-- Start Data provided --

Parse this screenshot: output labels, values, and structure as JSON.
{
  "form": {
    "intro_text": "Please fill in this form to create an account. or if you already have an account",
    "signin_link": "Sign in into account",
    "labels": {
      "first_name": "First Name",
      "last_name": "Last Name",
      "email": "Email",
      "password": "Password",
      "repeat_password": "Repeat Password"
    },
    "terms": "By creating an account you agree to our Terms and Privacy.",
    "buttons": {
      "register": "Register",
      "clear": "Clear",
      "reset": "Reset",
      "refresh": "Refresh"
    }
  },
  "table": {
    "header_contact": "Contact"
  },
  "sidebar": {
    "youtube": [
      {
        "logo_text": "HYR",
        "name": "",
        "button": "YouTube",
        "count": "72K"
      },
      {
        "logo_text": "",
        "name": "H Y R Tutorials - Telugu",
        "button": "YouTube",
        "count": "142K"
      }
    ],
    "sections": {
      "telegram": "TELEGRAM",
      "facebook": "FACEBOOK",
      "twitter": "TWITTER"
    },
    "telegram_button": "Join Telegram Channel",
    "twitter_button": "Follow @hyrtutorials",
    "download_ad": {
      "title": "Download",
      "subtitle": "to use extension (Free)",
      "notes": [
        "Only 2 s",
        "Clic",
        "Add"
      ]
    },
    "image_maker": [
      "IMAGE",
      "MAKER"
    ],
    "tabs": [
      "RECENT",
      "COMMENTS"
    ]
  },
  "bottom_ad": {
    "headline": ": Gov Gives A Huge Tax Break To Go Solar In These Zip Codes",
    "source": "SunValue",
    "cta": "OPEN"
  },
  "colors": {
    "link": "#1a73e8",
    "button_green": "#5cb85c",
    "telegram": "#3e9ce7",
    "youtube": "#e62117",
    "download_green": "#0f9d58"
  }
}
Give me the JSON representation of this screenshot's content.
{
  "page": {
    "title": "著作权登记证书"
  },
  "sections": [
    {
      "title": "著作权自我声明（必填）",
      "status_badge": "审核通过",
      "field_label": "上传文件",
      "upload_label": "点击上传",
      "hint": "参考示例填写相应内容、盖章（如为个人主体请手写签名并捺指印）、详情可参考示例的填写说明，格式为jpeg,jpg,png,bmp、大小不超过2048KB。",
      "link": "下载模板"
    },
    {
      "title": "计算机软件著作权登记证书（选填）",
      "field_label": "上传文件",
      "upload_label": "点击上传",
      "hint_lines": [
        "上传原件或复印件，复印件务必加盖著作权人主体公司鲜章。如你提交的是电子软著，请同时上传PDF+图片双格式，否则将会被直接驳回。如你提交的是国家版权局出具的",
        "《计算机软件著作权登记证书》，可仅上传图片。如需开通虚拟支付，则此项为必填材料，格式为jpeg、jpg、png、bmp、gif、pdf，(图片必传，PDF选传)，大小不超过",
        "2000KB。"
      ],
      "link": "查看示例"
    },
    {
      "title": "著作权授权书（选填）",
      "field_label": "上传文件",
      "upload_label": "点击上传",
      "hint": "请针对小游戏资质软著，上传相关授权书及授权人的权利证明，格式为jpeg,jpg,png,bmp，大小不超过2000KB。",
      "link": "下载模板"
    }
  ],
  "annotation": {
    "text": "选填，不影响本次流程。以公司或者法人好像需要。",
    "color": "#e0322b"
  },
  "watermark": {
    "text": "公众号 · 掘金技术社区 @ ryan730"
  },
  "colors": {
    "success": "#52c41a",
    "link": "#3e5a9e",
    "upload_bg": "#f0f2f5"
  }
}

-- End Data provided --

__What to work on__.
Type out the entries again, word for word.

__Full answer__.
Parse this screenshot: output labels, values, and structure as JSON.
{
  "form": {
    "intro_text": "Please fill in this form to create an account. or if you already have an account",
    "signin_link": "Sign in into account",
    "labels": {
      "first_name": "First Name",
      "last_name": "Last Name",
      "email": "Email",
      "password": "Password",
      "repeat_password": "Repeat Password"
    },
    "terms": "By creating an account you agree to our Terms and Privacy.",
    "buttons": {
      "register": "Register",
      "clear": "Clear",
      "reset": "Reset",
      "refresh": "Refresh"
    }
  },
  "table": {
    "header_contact": "Contact"
  },
  "sidebar": {
    "youtube": [
      {
        "logo_text": "HYR",
        "name": "",
        "button": "YouTube",
        "count": "72K"
      },
      {
        "logo_text": "",
        "name": "H Y R Tutorials - Telugu",
        "button": "YouTube",
        "count": "142K"
      }
    ],
    "sections": {
      "telegram": "TELEGRAM",
      "facebook": "FACEBOOK",
      "twitter": "TWITTER"
    },
    "telegram_button": "Join Telegram Channel",
    "twitter_button": "Follow @hyrtutorials",
    "download_ad": {
      "title": "Download",
      "subtitle": "to use extension (Free)",
      "notes": [
        "Only 2 s",
        "Clic",
        "Add"
      ]
    },
    "image_maker": [
      "IMAGE",
      "MAKER"
    ],
    "tabs": [
      "RECENT",
      "COMMENTS"
    ]
  },
  "bottom_ad": {
    "headline": ": Gov Gives A Huge Tax Break To Go Solar In These Zip Codes",
    "source": "SunValue",
    "cta": "OPEN"
  },
  "colors": {
    "link": "#1a73e8",
    "button_green": "#5cb85c",
    "telegram": "#3e9ce7",
    "youtube": "#e62117",
    "download_green": "#0f9d58"
  }
}
Give me the JSON representation of this screenshot's content.
{
  "page": {
    "title": "著作权登记证书"
  },
  "sections": [
    {
      "title": "著作权自我声明（必填）",
      "status_badge": "审核通过",
      "field_label": "上传文件",
      "upload_label": "点击上传",
      "hint": "参考示例填写相应内容、盖章（如为个人主体请手写签名并捺指印）、详情可参考示例的填写说明，格式为jpeg,jpg,png,bmp、大小不超过2048KB。",
      "link": "下载模板"
    },
    {
      "title": "计算机软件著作权登记证书（选填）",
      "field_label": "上传文件",
      "upload_label": "点击上传",
      "hint_lines": [
        "上传原件或复印件，复印件务必加盖著作权人主体公司鲜章。如你提交的是电子软著，请同时上传PDF+图片双格式，否则将会被直接驳回。如你提交的是国家版权局出具的",
        "《计算机软件著作权登记证书》，可仅上传图片。如需开通虚拟支付，则此项为必填材料，格式为jpeg、jpg、png、bmp、gif、pdf，(图片必传，PDF选传)，大小不超过",
        "2000KB。"
      ],
      "link": "查看示例"
    },
    {
      "title": "著作权授权书（选填）",
      "field_label": "上传文件",
      "upload_label": "点击上传",
      "hint": "请针对小游戏资质软著，上传相关授权书及授权人的权利证明，格式为jpeg,jpg,png,bmp，大小不超过2000KB。",
      "link": "下载模板"
    }
  ],
  "annotation": {
    "text": "选填，不影响本次流程。以公司或者法人好像需要。",
    "color": "#e0322b"
  },
  "watermark": {
    "text": "公众号 · 掘金技术社区 @ ryan730"
  },
  "colors": {
    "success": "#52c41a",
    "link": "#3e5a9e",
    "upload_bg": "#f0f2f5"
  }
}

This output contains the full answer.